▸ STATED GOAL:
Lines that contain the string "미분양아파트현황" are to be copied; leave out all others.

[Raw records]
┌──

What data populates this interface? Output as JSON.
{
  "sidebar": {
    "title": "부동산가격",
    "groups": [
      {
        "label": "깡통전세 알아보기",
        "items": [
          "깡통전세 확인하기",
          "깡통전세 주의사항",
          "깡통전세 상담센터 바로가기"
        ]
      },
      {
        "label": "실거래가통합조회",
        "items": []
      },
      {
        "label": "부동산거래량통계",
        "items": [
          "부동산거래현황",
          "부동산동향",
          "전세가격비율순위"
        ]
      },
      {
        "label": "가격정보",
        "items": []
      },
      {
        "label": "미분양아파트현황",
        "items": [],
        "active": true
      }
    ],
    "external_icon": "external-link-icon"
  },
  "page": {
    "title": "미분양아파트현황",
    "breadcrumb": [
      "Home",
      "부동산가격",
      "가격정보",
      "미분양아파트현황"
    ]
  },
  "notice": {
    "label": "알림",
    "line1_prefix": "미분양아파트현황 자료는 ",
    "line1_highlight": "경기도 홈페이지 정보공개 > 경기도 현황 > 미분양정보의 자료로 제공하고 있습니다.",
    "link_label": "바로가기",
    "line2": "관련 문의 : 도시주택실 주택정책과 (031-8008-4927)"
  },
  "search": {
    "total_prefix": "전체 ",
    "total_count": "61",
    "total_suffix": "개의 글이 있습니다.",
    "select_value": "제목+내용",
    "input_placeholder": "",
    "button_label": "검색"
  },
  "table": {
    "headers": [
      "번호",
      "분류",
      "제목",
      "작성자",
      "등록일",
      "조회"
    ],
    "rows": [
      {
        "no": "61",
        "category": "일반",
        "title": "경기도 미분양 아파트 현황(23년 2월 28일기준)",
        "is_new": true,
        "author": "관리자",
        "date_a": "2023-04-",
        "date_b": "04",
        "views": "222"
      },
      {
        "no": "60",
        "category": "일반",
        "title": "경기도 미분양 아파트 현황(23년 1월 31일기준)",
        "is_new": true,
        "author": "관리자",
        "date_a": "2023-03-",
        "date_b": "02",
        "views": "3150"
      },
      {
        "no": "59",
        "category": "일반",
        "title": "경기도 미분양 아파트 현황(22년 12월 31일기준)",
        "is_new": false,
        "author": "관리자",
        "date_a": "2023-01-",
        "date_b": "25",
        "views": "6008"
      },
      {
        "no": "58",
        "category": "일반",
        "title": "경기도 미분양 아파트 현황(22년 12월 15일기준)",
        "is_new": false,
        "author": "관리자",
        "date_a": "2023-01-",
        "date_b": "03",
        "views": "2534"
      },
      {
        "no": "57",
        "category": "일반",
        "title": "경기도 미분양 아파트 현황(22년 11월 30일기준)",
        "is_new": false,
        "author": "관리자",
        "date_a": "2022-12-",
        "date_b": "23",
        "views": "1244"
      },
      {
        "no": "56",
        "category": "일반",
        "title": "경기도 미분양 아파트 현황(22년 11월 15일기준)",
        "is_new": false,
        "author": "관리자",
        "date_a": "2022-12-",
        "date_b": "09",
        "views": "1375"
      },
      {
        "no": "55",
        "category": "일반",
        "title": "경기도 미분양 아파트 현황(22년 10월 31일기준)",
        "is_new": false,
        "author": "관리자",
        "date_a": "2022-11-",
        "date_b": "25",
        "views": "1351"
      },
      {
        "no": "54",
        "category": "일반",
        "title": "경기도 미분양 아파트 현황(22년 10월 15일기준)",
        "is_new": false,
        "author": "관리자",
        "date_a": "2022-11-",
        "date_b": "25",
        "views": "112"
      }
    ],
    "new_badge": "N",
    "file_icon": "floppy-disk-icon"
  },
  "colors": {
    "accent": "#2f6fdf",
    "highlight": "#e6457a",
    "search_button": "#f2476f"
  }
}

└──

▸ SOLVED PROBLEM:
        "label": "미분양아파트현황",
    "title": "미분양아파트현황",
      "미분양아파트현황"
    "line1_prefix": "미분양아파트현황 자료는 ",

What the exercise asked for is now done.